__Work to be completed__. Note each line where "Export" appears, and copy it.

========================================================================

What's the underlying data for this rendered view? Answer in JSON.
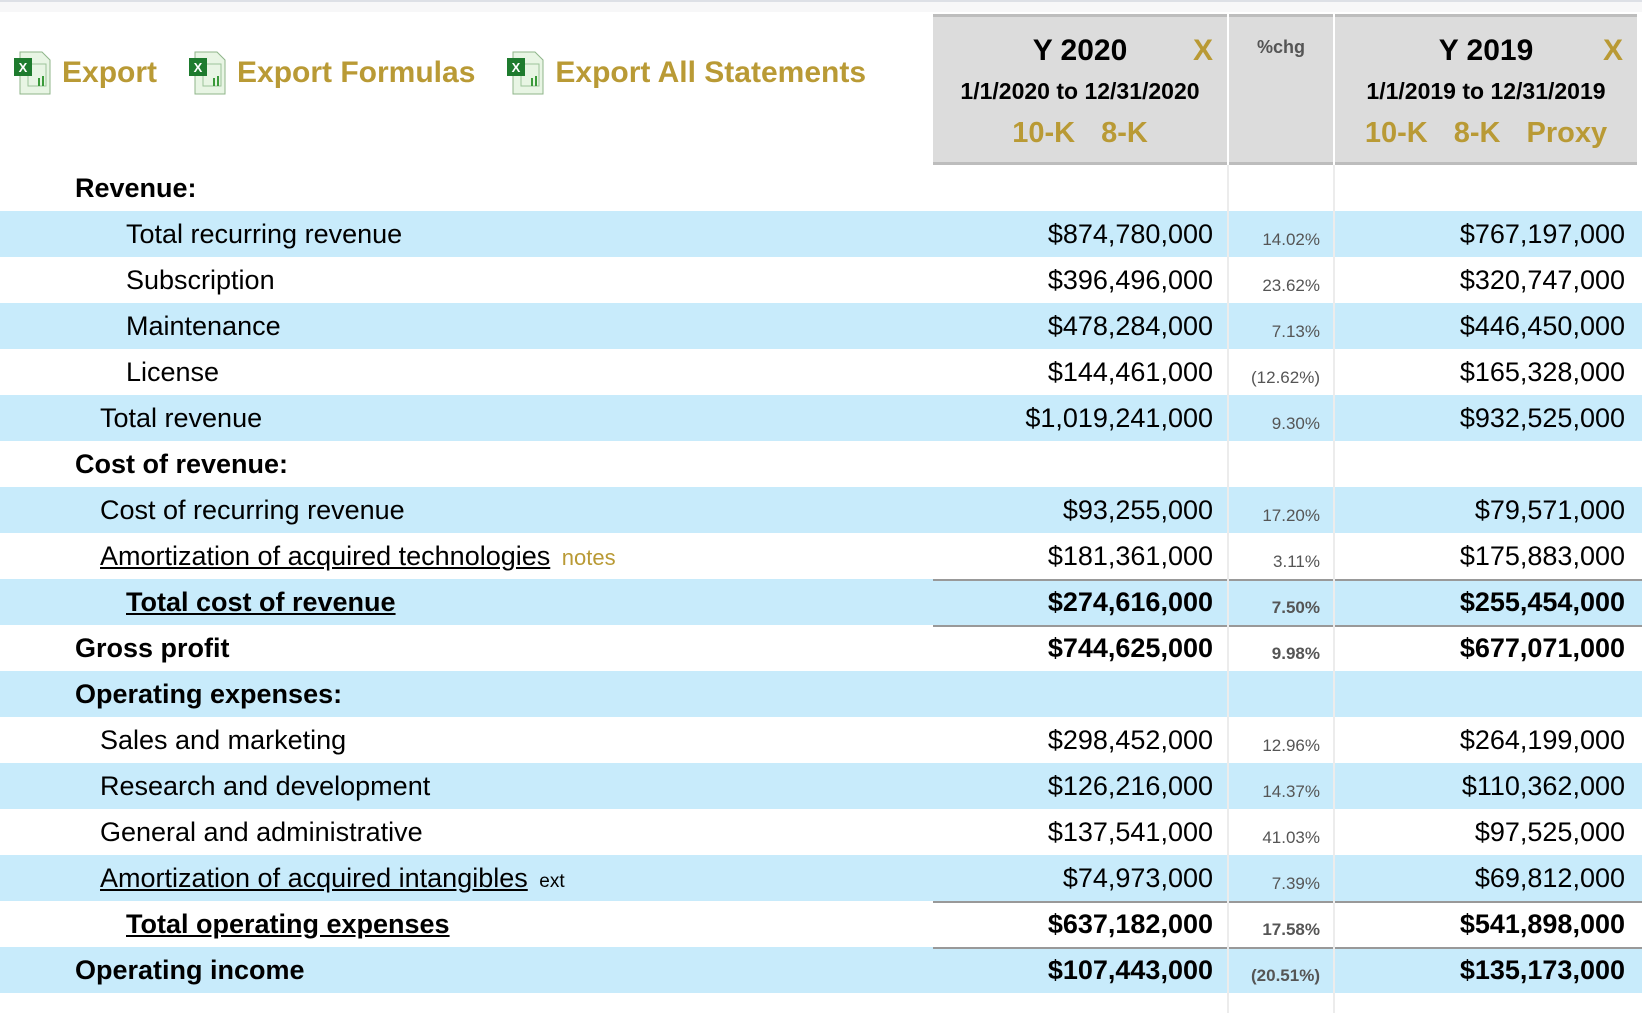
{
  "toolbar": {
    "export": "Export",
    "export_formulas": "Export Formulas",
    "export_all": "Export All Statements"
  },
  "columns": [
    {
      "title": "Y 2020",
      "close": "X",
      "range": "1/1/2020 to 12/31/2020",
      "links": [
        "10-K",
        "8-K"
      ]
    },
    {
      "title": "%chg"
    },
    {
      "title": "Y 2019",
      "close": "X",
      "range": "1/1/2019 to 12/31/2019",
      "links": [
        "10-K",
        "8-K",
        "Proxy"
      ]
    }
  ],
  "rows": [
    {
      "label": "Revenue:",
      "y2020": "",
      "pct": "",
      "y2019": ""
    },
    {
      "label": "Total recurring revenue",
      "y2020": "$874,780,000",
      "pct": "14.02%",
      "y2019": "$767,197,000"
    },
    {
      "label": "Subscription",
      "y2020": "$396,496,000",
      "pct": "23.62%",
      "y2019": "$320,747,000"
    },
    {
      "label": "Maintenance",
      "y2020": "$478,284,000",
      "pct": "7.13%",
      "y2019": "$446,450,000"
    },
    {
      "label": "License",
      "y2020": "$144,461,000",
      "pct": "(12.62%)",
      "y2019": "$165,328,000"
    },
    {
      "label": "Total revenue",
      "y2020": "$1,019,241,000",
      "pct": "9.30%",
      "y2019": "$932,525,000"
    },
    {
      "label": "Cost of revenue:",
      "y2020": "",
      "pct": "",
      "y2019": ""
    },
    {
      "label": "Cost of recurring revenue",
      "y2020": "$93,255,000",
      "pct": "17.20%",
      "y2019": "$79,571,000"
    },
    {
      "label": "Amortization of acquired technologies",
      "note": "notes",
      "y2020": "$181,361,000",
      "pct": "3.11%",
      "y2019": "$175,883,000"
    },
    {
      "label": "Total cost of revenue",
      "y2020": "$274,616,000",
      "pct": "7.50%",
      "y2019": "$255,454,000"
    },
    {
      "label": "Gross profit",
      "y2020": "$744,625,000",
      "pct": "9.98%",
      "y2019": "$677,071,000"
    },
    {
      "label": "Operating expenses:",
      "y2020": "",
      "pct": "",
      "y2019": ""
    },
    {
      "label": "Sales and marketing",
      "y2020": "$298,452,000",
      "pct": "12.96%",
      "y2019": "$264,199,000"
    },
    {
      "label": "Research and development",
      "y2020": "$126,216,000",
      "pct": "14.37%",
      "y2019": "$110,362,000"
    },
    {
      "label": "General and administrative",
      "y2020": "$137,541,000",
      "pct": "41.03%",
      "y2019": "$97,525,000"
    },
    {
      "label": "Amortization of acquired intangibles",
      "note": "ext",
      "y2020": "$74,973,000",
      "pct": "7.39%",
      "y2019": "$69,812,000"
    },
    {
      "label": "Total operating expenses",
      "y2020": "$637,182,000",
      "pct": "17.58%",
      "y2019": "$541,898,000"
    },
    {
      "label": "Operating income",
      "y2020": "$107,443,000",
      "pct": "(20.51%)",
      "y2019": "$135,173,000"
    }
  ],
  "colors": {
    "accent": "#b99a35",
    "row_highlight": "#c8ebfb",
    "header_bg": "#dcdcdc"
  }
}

========================================================================

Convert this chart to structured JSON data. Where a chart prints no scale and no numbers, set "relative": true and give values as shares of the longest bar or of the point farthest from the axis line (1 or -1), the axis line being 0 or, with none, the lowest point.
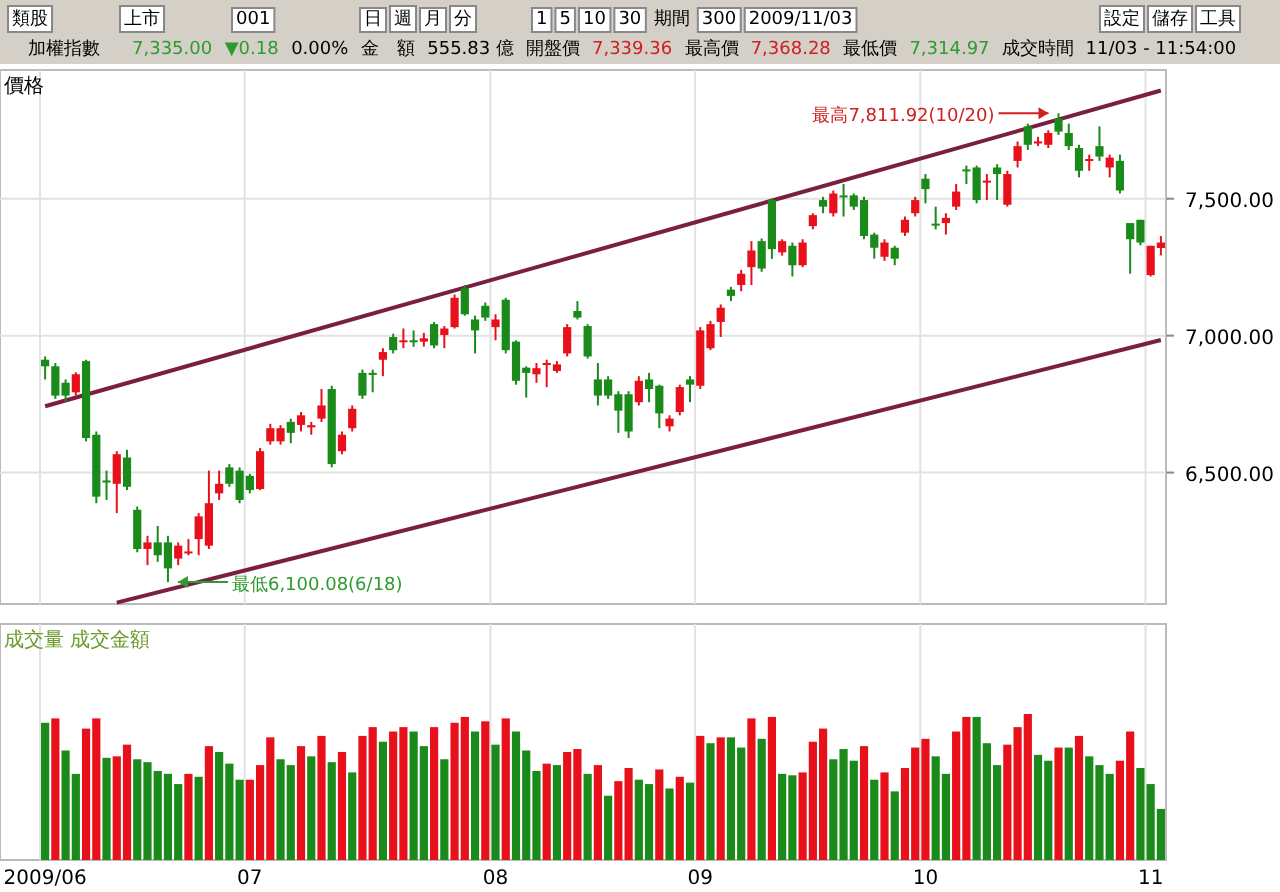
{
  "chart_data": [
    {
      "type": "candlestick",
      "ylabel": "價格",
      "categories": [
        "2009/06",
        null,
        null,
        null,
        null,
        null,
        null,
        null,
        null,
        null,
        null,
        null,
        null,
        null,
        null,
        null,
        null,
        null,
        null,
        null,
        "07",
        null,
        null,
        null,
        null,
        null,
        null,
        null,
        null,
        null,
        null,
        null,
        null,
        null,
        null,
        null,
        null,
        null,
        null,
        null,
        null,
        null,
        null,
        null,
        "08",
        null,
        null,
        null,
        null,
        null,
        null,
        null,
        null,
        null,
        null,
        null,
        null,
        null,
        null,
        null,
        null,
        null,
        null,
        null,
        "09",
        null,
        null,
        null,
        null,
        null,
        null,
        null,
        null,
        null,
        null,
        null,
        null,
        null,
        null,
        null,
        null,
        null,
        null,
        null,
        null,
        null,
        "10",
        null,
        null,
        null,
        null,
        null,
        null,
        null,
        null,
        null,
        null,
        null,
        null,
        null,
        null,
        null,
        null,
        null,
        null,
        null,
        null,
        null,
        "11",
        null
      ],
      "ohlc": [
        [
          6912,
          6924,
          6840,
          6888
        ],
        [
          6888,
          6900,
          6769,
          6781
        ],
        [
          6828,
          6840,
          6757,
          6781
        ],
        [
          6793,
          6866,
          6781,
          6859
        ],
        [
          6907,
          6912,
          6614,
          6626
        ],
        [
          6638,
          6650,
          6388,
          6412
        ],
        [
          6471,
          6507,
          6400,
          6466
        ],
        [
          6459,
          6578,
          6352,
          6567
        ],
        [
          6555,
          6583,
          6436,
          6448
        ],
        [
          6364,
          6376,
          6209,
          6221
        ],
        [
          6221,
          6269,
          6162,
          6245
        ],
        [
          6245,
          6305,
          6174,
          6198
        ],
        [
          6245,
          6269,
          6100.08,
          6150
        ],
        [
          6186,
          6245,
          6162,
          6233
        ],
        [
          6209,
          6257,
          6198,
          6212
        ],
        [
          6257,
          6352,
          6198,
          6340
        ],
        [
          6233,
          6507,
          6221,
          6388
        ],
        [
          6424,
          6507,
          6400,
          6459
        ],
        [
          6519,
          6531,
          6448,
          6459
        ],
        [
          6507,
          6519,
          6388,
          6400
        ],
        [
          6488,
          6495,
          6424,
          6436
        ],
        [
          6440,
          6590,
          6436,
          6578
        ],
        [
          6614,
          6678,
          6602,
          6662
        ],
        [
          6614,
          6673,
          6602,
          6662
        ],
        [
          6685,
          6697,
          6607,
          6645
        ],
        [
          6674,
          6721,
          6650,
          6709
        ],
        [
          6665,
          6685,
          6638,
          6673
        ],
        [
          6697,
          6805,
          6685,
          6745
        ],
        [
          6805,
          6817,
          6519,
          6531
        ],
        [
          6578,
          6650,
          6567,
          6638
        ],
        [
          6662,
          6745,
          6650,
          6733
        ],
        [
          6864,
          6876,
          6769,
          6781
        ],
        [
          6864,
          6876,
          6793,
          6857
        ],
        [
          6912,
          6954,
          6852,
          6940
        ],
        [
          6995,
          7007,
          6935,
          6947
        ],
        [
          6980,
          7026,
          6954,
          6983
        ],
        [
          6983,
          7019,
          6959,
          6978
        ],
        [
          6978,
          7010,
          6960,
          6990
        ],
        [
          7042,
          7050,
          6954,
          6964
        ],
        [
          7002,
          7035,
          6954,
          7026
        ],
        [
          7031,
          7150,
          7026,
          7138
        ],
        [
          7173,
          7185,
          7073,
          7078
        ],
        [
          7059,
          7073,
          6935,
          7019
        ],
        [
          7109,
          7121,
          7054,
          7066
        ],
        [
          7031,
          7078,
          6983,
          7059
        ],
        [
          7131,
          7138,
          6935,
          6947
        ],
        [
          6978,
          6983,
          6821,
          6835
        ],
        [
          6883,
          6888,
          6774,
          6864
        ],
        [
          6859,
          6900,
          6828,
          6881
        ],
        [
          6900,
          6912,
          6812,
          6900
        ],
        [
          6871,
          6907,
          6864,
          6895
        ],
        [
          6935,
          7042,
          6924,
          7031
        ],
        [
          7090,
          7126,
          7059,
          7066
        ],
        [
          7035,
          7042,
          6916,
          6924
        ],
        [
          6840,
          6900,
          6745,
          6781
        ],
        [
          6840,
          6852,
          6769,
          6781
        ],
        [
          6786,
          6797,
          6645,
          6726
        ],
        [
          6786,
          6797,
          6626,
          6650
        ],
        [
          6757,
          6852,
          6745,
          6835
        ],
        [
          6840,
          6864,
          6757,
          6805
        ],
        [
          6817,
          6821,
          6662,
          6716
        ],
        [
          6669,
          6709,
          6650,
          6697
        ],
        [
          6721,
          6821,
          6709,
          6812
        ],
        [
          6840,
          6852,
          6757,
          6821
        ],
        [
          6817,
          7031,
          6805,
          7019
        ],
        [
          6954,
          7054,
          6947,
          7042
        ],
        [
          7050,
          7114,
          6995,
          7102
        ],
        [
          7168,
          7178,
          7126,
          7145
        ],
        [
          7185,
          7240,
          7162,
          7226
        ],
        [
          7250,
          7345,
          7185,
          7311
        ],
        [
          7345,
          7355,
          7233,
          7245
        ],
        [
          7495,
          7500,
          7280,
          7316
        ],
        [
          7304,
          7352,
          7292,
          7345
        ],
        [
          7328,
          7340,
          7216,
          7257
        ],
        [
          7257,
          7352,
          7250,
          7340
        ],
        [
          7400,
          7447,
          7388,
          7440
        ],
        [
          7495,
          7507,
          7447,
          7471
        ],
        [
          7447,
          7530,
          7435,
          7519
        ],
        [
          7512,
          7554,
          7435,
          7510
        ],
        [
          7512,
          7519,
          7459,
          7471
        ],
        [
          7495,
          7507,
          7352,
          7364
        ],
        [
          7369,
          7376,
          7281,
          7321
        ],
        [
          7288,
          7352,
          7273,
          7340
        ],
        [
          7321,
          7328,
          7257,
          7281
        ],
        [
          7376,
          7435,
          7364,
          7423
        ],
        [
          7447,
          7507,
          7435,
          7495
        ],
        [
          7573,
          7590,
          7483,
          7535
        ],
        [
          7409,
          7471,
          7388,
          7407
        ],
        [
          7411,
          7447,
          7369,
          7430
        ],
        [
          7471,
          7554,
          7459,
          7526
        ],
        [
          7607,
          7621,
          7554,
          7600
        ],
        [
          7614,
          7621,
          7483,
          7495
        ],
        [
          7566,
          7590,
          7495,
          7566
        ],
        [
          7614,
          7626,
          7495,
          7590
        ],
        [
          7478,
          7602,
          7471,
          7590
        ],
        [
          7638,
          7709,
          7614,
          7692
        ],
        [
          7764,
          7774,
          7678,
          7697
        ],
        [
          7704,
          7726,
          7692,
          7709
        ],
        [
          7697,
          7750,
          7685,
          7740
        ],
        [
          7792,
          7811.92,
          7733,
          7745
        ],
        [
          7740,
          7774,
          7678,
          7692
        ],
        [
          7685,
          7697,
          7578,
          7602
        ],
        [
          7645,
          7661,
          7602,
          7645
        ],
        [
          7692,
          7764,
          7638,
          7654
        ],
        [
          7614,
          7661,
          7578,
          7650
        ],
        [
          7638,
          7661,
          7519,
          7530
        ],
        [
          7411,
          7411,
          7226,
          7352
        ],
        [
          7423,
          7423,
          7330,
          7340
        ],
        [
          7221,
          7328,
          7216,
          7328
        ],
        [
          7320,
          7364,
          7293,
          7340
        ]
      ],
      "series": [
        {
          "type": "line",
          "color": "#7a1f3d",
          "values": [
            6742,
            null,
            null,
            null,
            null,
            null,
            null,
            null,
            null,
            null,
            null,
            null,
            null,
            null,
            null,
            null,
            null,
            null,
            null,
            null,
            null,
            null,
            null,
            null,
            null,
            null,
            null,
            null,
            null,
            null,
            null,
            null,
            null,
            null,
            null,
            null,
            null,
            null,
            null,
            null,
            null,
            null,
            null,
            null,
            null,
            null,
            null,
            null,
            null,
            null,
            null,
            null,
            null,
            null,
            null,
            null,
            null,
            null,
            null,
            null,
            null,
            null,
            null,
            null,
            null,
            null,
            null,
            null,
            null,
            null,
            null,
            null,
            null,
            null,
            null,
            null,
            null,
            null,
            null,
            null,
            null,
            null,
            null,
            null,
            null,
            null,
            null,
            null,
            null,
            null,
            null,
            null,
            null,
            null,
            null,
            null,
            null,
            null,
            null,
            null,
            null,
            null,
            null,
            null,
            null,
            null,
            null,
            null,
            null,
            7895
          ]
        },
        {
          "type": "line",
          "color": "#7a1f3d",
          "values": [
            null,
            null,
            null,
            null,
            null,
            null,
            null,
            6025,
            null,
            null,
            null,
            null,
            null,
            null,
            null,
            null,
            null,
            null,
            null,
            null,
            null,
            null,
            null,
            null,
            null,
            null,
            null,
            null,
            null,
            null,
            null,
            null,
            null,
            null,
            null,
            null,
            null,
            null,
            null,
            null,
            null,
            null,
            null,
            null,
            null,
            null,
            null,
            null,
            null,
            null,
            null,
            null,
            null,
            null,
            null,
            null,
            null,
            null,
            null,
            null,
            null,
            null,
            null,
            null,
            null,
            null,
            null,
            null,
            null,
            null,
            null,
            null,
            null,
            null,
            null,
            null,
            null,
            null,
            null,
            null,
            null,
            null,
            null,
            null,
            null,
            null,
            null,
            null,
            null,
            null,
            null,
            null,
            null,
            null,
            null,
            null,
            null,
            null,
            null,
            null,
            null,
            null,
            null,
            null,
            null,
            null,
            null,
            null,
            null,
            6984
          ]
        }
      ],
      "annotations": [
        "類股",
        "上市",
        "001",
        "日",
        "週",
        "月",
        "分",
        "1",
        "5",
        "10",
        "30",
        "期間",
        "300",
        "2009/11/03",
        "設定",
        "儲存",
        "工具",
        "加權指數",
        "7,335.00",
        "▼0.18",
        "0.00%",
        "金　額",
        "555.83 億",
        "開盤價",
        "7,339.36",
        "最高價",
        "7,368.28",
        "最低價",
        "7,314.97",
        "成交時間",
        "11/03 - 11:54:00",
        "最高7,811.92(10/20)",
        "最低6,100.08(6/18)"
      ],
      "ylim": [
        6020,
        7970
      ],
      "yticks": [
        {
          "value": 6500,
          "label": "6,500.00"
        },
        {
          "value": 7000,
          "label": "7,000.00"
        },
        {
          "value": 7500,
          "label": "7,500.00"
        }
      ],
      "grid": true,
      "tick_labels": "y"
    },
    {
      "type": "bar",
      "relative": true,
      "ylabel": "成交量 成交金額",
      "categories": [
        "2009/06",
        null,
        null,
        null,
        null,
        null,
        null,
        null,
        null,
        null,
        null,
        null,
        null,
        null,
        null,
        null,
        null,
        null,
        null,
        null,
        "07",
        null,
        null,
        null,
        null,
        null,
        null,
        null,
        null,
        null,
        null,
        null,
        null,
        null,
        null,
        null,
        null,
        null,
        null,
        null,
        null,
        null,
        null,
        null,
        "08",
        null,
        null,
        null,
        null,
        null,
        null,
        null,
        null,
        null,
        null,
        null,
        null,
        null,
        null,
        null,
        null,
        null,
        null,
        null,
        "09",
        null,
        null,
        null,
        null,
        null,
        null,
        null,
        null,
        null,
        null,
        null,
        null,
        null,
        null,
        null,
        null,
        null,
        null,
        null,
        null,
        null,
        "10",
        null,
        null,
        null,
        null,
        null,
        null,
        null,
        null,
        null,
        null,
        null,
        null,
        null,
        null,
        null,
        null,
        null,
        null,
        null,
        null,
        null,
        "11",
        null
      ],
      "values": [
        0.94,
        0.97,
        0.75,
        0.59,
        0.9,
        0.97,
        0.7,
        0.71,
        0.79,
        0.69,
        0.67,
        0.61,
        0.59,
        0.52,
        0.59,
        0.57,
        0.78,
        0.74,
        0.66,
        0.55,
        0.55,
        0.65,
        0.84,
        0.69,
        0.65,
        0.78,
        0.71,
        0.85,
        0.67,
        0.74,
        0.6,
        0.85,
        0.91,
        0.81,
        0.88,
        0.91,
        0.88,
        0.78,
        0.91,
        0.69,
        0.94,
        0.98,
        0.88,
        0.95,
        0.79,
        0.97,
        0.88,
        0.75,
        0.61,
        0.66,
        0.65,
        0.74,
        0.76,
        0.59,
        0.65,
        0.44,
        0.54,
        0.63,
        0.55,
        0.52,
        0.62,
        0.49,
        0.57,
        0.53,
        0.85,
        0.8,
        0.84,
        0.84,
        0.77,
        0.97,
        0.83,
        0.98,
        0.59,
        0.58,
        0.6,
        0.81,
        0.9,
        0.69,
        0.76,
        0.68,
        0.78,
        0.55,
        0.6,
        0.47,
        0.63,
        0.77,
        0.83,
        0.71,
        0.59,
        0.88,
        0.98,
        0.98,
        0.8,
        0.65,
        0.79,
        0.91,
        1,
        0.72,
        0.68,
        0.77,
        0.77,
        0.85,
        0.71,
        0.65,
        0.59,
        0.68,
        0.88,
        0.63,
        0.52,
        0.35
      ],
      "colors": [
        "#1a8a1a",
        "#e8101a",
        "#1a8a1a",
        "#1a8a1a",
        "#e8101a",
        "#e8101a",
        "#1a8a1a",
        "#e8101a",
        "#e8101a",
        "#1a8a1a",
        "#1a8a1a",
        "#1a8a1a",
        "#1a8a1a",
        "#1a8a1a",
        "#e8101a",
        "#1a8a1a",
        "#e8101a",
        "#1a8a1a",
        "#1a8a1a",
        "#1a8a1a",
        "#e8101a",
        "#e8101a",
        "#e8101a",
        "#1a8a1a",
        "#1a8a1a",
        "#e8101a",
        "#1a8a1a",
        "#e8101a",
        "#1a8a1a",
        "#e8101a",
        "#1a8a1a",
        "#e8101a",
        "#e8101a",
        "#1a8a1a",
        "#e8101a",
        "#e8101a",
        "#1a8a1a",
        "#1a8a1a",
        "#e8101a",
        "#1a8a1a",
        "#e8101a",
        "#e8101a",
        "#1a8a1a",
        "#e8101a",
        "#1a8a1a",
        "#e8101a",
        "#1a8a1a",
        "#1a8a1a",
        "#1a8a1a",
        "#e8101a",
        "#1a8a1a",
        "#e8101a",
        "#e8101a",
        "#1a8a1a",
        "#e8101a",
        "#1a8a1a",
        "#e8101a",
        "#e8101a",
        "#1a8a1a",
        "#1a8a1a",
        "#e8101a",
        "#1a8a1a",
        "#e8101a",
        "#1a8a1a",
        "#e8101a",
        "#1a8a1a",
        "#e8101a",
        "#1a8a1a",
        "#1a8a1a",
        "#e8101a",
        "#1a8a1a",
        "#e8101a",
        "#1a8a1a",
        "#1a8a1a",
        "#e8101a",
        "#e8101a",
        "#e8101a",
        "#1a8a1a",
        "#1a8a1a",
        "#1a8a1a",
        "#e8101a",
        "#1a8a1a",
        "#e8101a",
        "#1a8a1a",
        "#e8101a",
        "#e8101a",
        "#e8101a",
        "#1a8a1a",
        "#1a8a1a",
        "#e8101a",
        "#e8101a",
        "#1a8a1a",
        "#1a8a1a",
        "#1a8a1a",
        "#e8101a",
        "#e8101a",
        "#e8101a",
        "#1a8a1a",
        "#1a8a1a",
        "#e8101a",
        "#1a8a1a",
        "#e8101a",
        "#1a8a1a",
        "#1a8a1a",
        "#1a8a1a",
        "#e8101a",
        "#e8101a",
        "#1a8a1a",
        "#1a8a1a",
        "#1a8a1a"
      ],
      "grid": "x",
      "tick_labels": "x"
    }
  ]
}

========================================================================

__Reply to the exercise__.
    "export": "Export",
    "export_formulas": "Export Formulas",
    "export_all": "Export All Statements"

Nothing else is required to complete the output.